— START Listing —
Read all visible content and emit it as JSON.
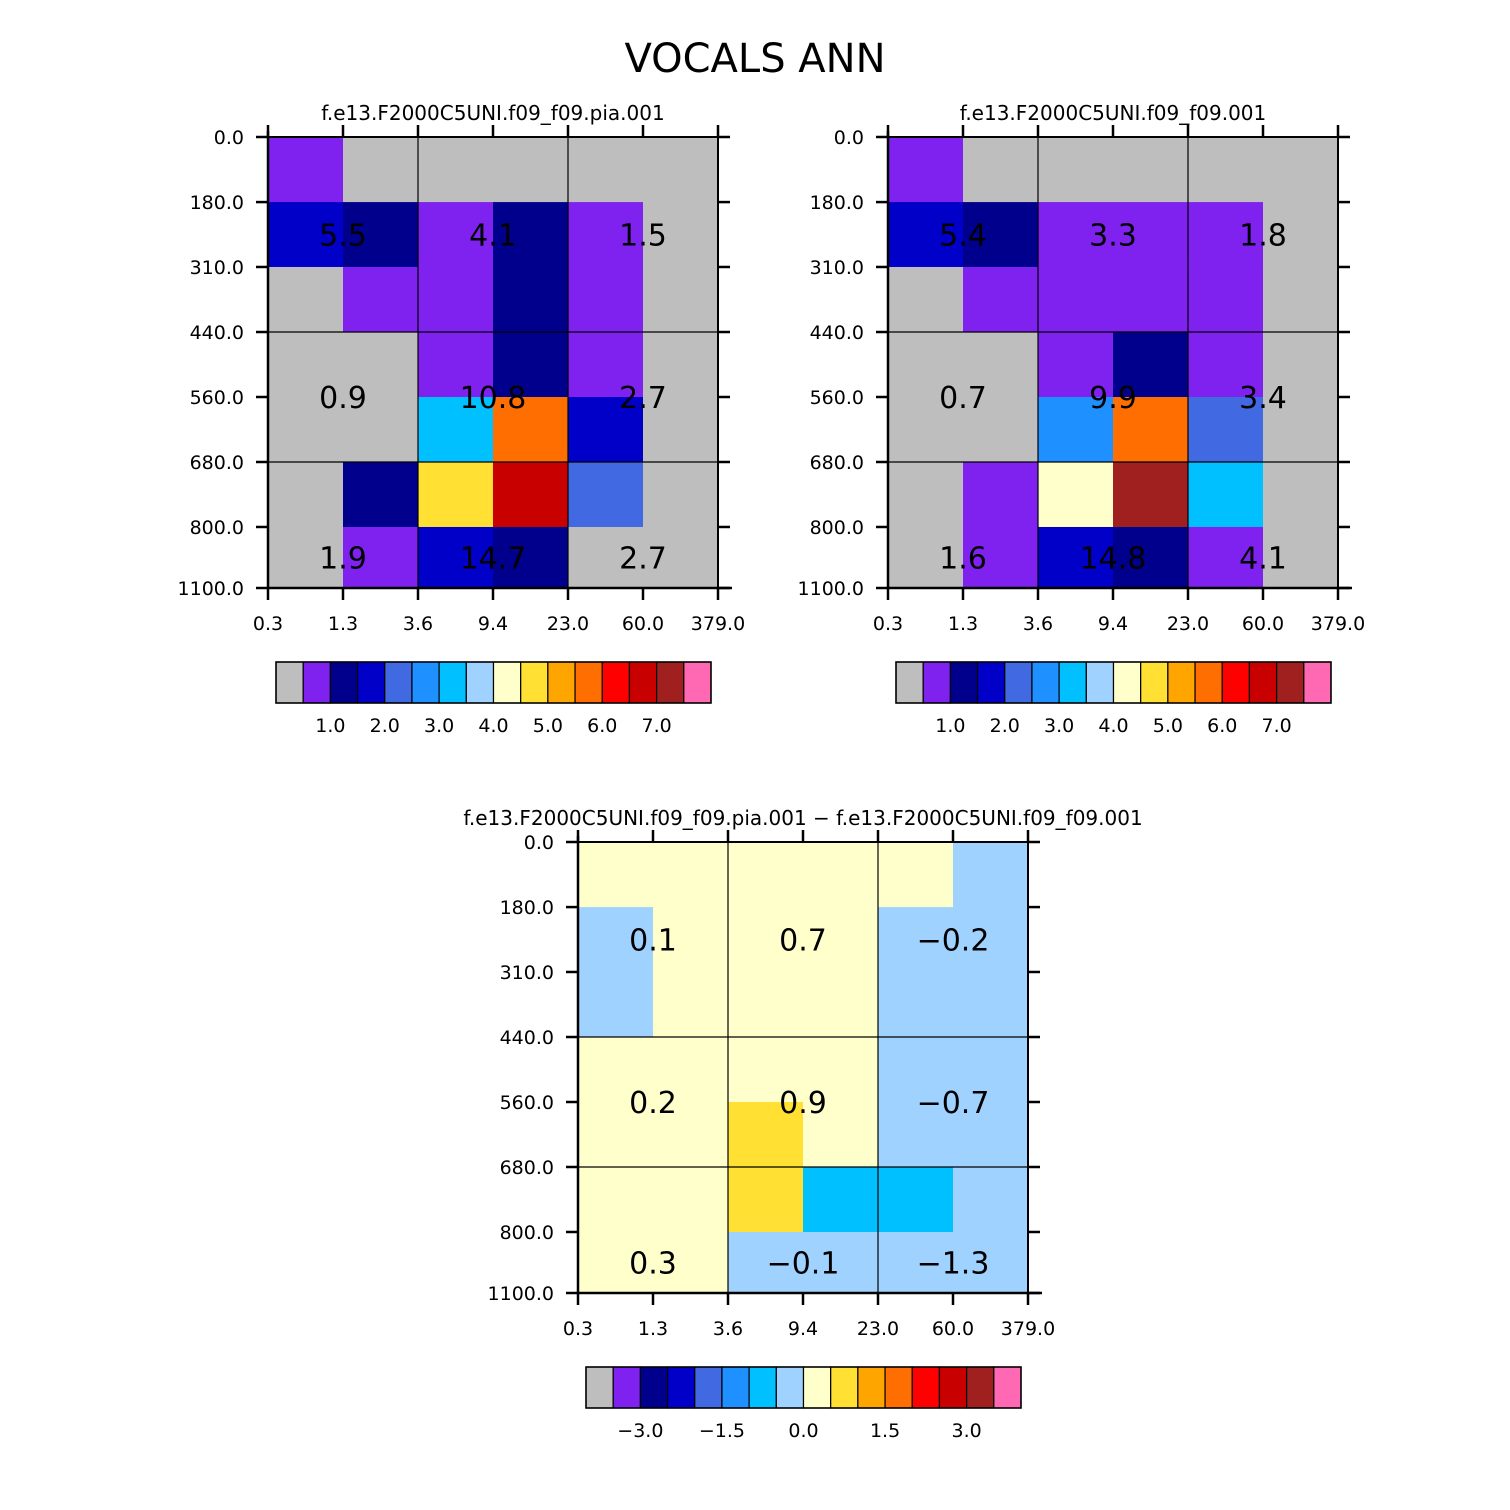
{
  "page_title": "VOCALS ANN",
  "chart_data": [
    {
      "type": "heatmap",
      "title": "f.e13.F2000C5UNI.f09_f09.pia.001",
      "x_tick_labels": [
        "0.3",
        "1.3",
        "3.6",
        "9.4",
        "23.0",
        "60.0",
        "379.0"
      ],
      "y_tick_labels": [
        "0.0",
        "180.0",
        "310.0",
        "440.0",
        "560.0",
        "680.0",
        "800.0",
        "1100.0"
      ],
      "cell_colors": [
        [
          "#7f22ef",
          "#bebebe",
          "#bebebe",
          "#bebebe",
          "#bebebe",
          "#bebebe"
        ],
        [
          "#0000c8",
          "#00008c",
          "#7f22ef",
          "#00008c",
          "#7f22ef",
          "#bebebe"
        ],
        [
          "#bebebe",
          "#7f22ef",
          "#7f22ef",
          "#00008c",
          "#7f22ef",
          "#bebebe"
        ],
        [
          "#bebebe",
          "#bebebe",
          "#7f22ef",
          "#00008c",
          "#7f22ef",
          "#bebebe"
        ],
        [
          "#bebebe",
          "#bebebe",
          "#00c0ff",
          "#ff6e00",
          "#0000c8",
          "#bebebe"
        ],
        [
          "#bebebe",
          "#00008c",
          "#ffe033",
          "#c80000",
          "#4169e1",
          "#bebebe"
        ],
        [
          "#bebebe",
          "#7f22ef",
          "#0000c8",
          "#00008c",
          "#bebebe",
          "#bebebe"
        ]
      ],
      "group_values": [
        [
          "5.5",
          "4.1",
          "1.5"
        ],
        [
          "0.9",
          "10.8",
          "2.7"
        ],
        [
          "1.9",
          "14.7",
          "2.7"
        ]
      ],
      "colorbar": {
        "colors": [
          "#bebebe",
          "#7f22ef",
          "#00008c",
          "#0000c8",
          "#4169e1",
          "#1e90ff",
          "#00c0ff",
          "#a0d2ff",
          "#ffffcc",
          "#ffe033",
          "#ffa500",
          "#ff6e00",
          "#ff0000",
          "#c80000",
          "#a02020",
          "#ff69b4"
        ],
        "labels": [
          "1.0",
          "2.0",
          "3.0",
          "4.0",
          "5.0",
          "6.0",
          "7.0"
        ],
        "label_boundary_index": [
          2,
          4,
          6,
          8,
          10,
          12,
          14
        ]
      }
    },
    {
      "type": "heatmap",
      "title": "f.e13.F2000C5UNI.f09_f09.001",
      "x_tick_labels": [
        "0.3",
        "1.3",
        "3.6",
        "9.4",
        "23.0",
        "60.0",
        "379.0"
      ],
      "y_tick_labels": [
        "0.0",
        "180.0",
        "310.0",
        "440.0",
        "560.0",
        "680.0",
        "800.0",
        "1100.0"
      ],
      "cell_colors": [
        [
          "#7f22ef",
          "#bebebe",
          "#bebebe",
          "#bebebe",
          "#bebebe",
          "#bebebe"
        ],
        [
          "#0000c8",
          "#00008c",
          "#7f22ef",
          "#7f22ef",
          "#7f22ef",
          "#bebebe"
        ],
        [
          "#bebebe",
          "#7f22ef",
          "#7f22ef",
          "#7f22ef",
          "#7f22ef",
          "#bebebe"
        ],
        [
          "#bebebe",
          "#bebebe",
          "#7f22ef",
          "#00008c",
          "#7f22ef",
          "#bebebe"
        ],
        [
          "#bebebe",
          "#bebebe",
          "#1e90ff",
          "#ff6e00",
          "#4169e1",
          "#bebebe"
        ],
        [
          "#bebebe",
          "#7f22ef",
          "#ffffcc",
          "#a02020",
          "#00c0ff",
          "#bebebe"
        ],
        [
          "#bebebe",
          "#7f22ef",
          "#0000c8",
          "#00008c",
          "#7f22ef",
          "#bebebe"
        ]
      ],
      "group_values": [
        [
          "5.4",
          "3.3",
          "1.8"
        ],
        [
          "0.7",
          "9.9",
          "3.4"
        ],
        [
          "1.6",
          "14.8",
          "4.1"
        ]
      ],
      "colorbar": {
        "colors": [
          "#bebebe",
          "#7f22ef",
          "#00008c",
          "#0000c8",
          "#4169e1",
          "#1e90ff",
          "#00c0ff",
          "#a0d2ff",
          "#ffffcc",
          "#ffe033",
          "#ffa500",
          "#ff6e00",
          "#ff0000",
          "#c80000",
          "#a02020",
          "#ff69b4"
        ],
        "labels": [
          "1.0",
          "2.0",
          "3.0",
          "4.0",
          "5.0",
          "6.0",
          "7.0"
        ],
        "label_boundary_index": [
          2,
          4,
          6,
          8,
          10,
          12,
          14
        ]
      }
    },
    {
      "type": "heatmap",
      "title": "f.e13.F2000C5UNI.f09_f09.pia.001 − f.e13.F2000C5UNI.f09_f09.001",
      "x_tick_labels": [
        "0.3",
        "1.3",
        "3.6",
        "9.4",
        "23.0",
        "60.0",
        "379.0"
      ],
      "y_tick_labels": [
        "0.0",
        "180.0",
        "310.0",
        "440.0",
        "560.0",
        "680.0",
        "800.0",
        "1100.0"
      ],
      "cell_colors": [
        [
          "#ffffcc",
          "#ffffcc",
          "#ffffcc",
          "#ffffcc",
          "#ffffcc",
          "#a0d2ff"
        ],
        [
          "#a0d2ff",
          "#ffffcc",
          "#ffffcc",
          "#ffffcc",
          "#a0d2ff",
          "#a0d2ff"
        ],
        [
          "#a0d2ff",
          "#ffffcc",
          "#ffffcc",
          "#ffffcc",
          "#a0d2ff",
          "#a0d2ff"
        ],
        [
          "#ffffcc",
          "#ffffcc",
          "#ffffcc",
          "#ffffcc",
          "#a0d2ff",
          "#a0d2ff"
        ],
        [
          "#ffffcc",
          "#ffffcc",
          "#ffe033",
          "#ffffcc",
          "#a0d2ff",
          "#a0d2ff"
        ],
        [
          "#ffffcc",
          "#ffffcc",
          "#ffe033",
          "#00c0ff",
          "#00c0ff",
          "#a0d2ff"
        ],
        [
          "#ffffcc",
          "#ffffcc",
          "#a0d2ff",
          "#a0d2ff",
          "#a0d2ff",
          "#a0d2ff"
        ]
      ],
      "group_values": [
        [
          "0.1",
          "0.7",
          "−0.2"
        ],
        [
          "0.2",
          "0.9",
          "−0.7"
        ],
        [
          "0.3",
          "−0.1",
          "−1.3"
        ]
      ],
      "colorbar": {
        "colors": [
          "#bebebe",
          "#7f22ef",
          "#00008c",
          "#0000c8",
          "#4169e1",
          "#1e90ff",
          "#00c0ff",
          "#a0d2ff",
          "#ffffcc",
          "#ffe033",
          "#ffa500",
          "#ff6e00",
          "#ff0000",
          "#c80000",
          "#a02020",
          "#ff69b4"
        ],
        "labels": [
          "−3.0",
          "−1.5",
          "0.0",
          "1.5",
          "3.0"
        ],
        "label_boundary_index": [
          2,
          5,
          8,
          11,
          14
        ]
      }
    }
  ]
}
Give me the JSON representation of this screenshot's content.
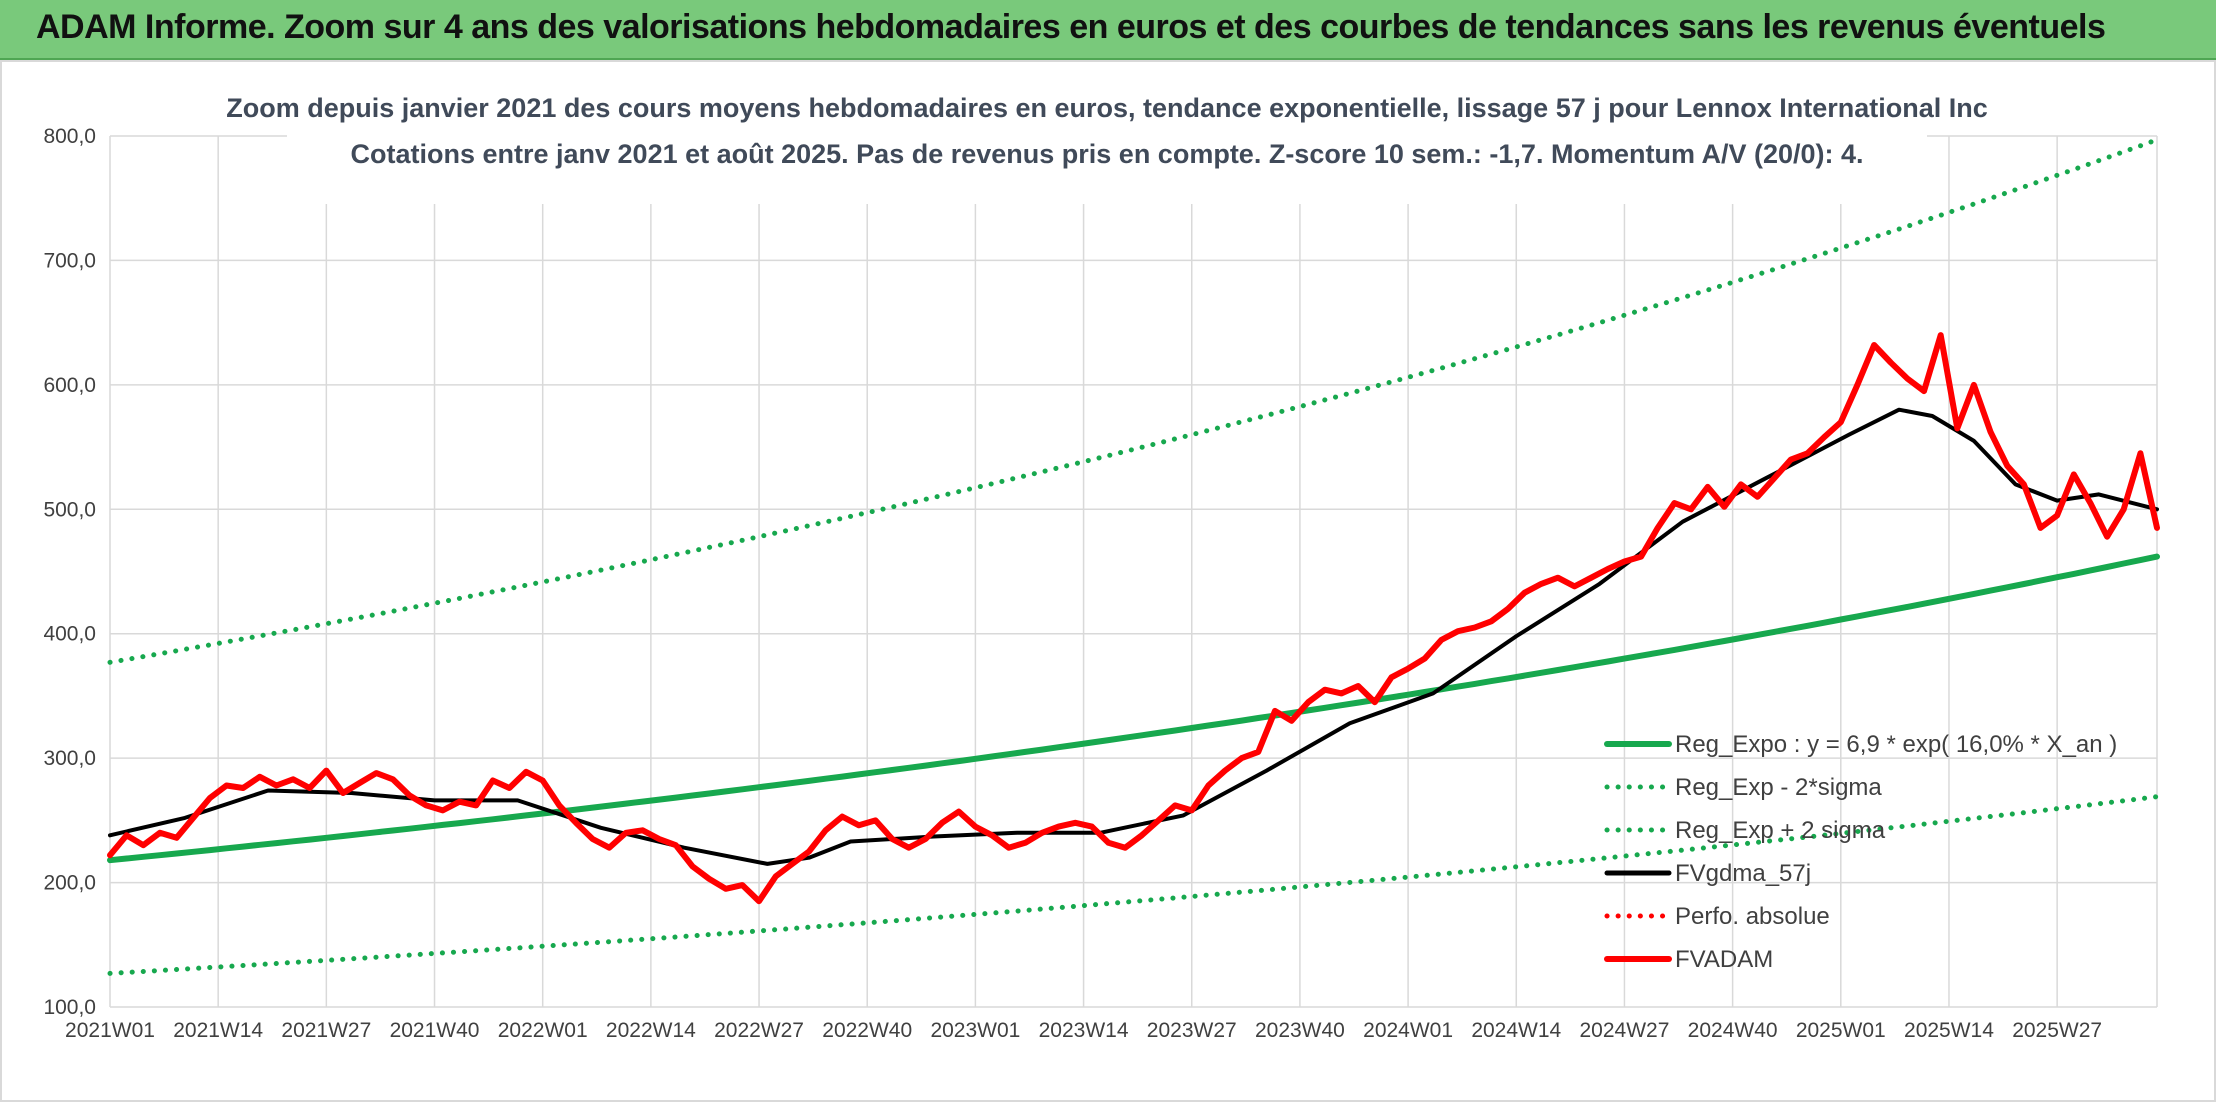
— END Listing —
*Direction:*
Your task is to copy the entries in full and exactly, without any images.

*Solved exercise:*
Read all visible content and emit it as JSON.
{
  "page_title": "VOCALS ANN",
  "chart_data": [
    {
      "type": "heatmap",
      "title": "f.e13.F2000C5UNI.f09_f09.pia.001",
      "x_tick_labels": [
        "0.3",
        "1.3",
        "3.6",
        "9.4",
        "23.0",
        "60.0",
        "379.0"
      ],
      "y_tick_labels": [
        "0.0",
        "180.0",
        "310.0",
        "440.0",
        "560.0",
        "680.0",
        "800.0",
        "1100.0"
      ],
      "cell_colors": [
        [
          "#7f22ef",
          "#bebebe",
          "#bebebe",
          "#bebebe",
          "#bebebe",
          "#bebebe"
        ],
        [
          "#0000c8",
          "#00008c",
          "#7f22ef",
          "#00008c",
          "#7f22ef",
          "#bebebe"
        ],
        [
          "#bebebe",
          "#7f22ef",
          "#7f22ef",
          "#00008c",
          "#7f22ef",
          "#bebebe"
        ],
        [
          "#bebebe",
          "#bebebe",
          "#7f22ef",
          "#00008c",
          "#7f22ef",
          "#bebebe"
        ],
        [
          "#bebebe",
          "#bebebe",
          "#00c0ff",
          "#ff6e00",
          "#0000c8",
          "#bebebe"
        ],
        [
          "#bebebe",
          "#00008c",
          "#ffe033",
          "#c80000",
          "#4169e1",
          "#bebebe"
        ],
        [
          "#bebebe",
          "#7f22ef",
          "#0000c8",
          "#00008c",
          "#bebebe",
          "#bebebe"
        ]
      ],
      "group_values": [
        [
          "5.5",
          "4.1",
          "1.5"
        ],
        [
          "0.9",
          "10.8",
          "2.7"
        ],
        [
          "1.9",
          "14.7",
          "2.7"
        ]
      ],
      "colorbar": {
        "colors": [
          "#bebebe",
          "#7f22ef",
          "#00008c",
          "#0000c8",
          "#4169e1",
          "#1e90ff",
          "#00c0ff",
          "#a0d2ff",
          "#ffffcc",
          "#ffe033",
          "#ffa500",
          "#ff6e00",
          "#ff0000",
          "#c80000",
          "#a02020",
          "#ff69b4"
        ],
        "labels": [
          "1.0",
          "2.0",
          "3.0",
          "4.0",
          "5.0",
          "6.0",
          "7.0"
        ],
        "label_boundary_index": [
          2,
          4,
          6,
          8,
          10,
          12,
          14
        ]
      }
    },
    {
      "type": "heatmap",
      "title": "f.e13.F2000C5UNI.f09_f09.001",
      "x_tick_labels": [
        "0.3",
        "1.3",
        "3.6",
        "9.4",
        "23.0",
        "60.0",
        "379.0"
      ],
      "y_tick_labels": [
        "0.0",
        "180.0",
        "310.0",
        "440.0",
        "560.0",
        "680.0",
        "800.0",
        "1100.0"
      ],
      "cell_colors": [
        [
          "#7f22ef",
          "#bebebe",
          "#bebebe",
          "#bebebe",
          "#bebebe",
          "#bebebe"
        ],
        [
          "#0000c8",
          "#00008c",
          "#7f22ef",
          "#7f22ef",
          "#7f22ef",
          "#bebebe"
        ],
        [
          "#bebebe",
          "#7f22ef",
          "#7f22ef",
          "#7f22ef",
          "#7f22ef",
          "#bebebe"
        ],
        [
          "#bebebe",
          "#bebebe",
          "#7f22ef",
          "#00008c",
          "#7f22ef",
          "#bebebe"
        ],
        [
          "#bebebe",
          "#bebebe",
          "#1e90ff",
          "#ff6e00",
          "#4169e1",
          "#bebebe"
        ],
        [
          "#bebebe",
          "#7f22ef",
          "#ffffcc",
          "#a02020",
          "#00c0ff",
          "#bebebe"
        ],
        [
          "#bebebe",
          "#7f22ef",
          "#0000c8",
          "#00008c",
          "#7f22ef",
          "#bebebe"
        ]
      ],
      "group_values": [
        [
          "5.4",
          "3.3",
          "1.8"
        ],
        [
          "0.7",
          "9.9",
          "3.4"
        ],
        [
          "1.6",
          "14.8",
          "4.1"
        ]
      ],
      "colorbar": {
        "colors": [
          "#bebebe",
          "#7f22ef",
          "#00008c",
          "#0000c8",
          "#4169e1",
          "#1e90ff",
          "#00c0ff",
          "#a0d2ff",
          "#ffffcc",
          "#ffe033",
          "#ffa500",
          "#ff6e00",
          "#ff0000",
          "#c80000",
          "#a02020",
          "#ff69b4"
        ],
        "labels": [
          "1.0",
          "2.0",
          "3.0",
          "4.0",
          "5.0",
          "6.0",
          "7.0"
        ],
        "label_boundary_index": [
          2,
          4,
          6,
          8,
          10,
          12,
          14
        ]
      }
    },
    {
      "type": "heatmap",
      "title": "f.e13.F2000C5UNI.f09_f09.pia.001 − f.e13.F2000C5UNI.f09_f09.001",
      "x_tick_labels": [
        "0.3",
        "1.3",
        "3.6",
        "9.4",
        "23.0",
        "60.0",
        "379.0"
      ],
      "y_tick_labels": [
        "0.0",
        "180.0",
        "310.0",
        "440.0",
        "560.0",
        "680.0",
        "800.0",
        "1100.0"
      ],
      "cell_colors": [
        [
          "#ffffcc",
          "#ffffcc",
          "#ffffcc",
          "#ffffcc",
          "#ffffcc",
          "#a0d2ff"
        ],
        [
          "#a0d2ff",
          "#ffffcc",
          "#ffffcc",
          "#ffffcc",
          "#a0d2ff",
          "#a0d2ff"
        ],
        [
          "#a0d2ff",
          "#ffffcc",
          "#ffffcc",
          "#ffffcc",
          "#a0d2ff",
          "#a0d2ff"
        ],
        [
          "#ffffcc",
          "#ffffcc",
          "#ffffcc",
          "#ffffcc",
          "#a0d2ff",
          "#a0d2ff"
        ],
        [
          "#ffffcc",
          "#ffffcc",
          "#ffe033",
          "#ffffcc",
          "#a0d2ff",
          "#a0d2ff"
        ],
        [
          "#ffffcc",
          "#ffffcc",
          "#ffe033",
          "#00c0ff",
          "#00c0ff",
          "#a0d2ff"
        ],
        [
          "#ffffcc",
          "#ffffcc",
          "#a0d2ff",
          "#a0d2ff",
          "#a0d2ff",
          "#a0d2ff"
        ]
      ],
      "group_values": [
        [
          "0.1",
          "0.7",
          "−0.2"
        ],
        [
          "0.2",
          "0.9",
          "−0.7"
        ],
        [
          "0.3",
          "−0.1",
          "−1.3"
        ]
      ],
      "colorbar": {
        "colors": [
          "#bebebe",
          "#7f22ef",
          "#00008c",
          "#0000c8",
          "#4169e1",
          "#1e90ff",
          "#00c0ff",
          "#a0d2ff",
          "#ffffcc",
          "#ffe033",
          "#ffa500",
          "#ff6e00",
          "#ff0000",
          "#c80000",
          "#a02020",
          "#ff69b4"
        ],
        "labels": [
          "−3.0",
          "−1.5",
          "0.0",
          "1.5",
          "3.0"
        ],
        "label_boundary_index": [
          2,
          5,
          8,
          11,
          14
        ]
      }
    }
  ]
}
Give me the JSON representation of this screenshot's content.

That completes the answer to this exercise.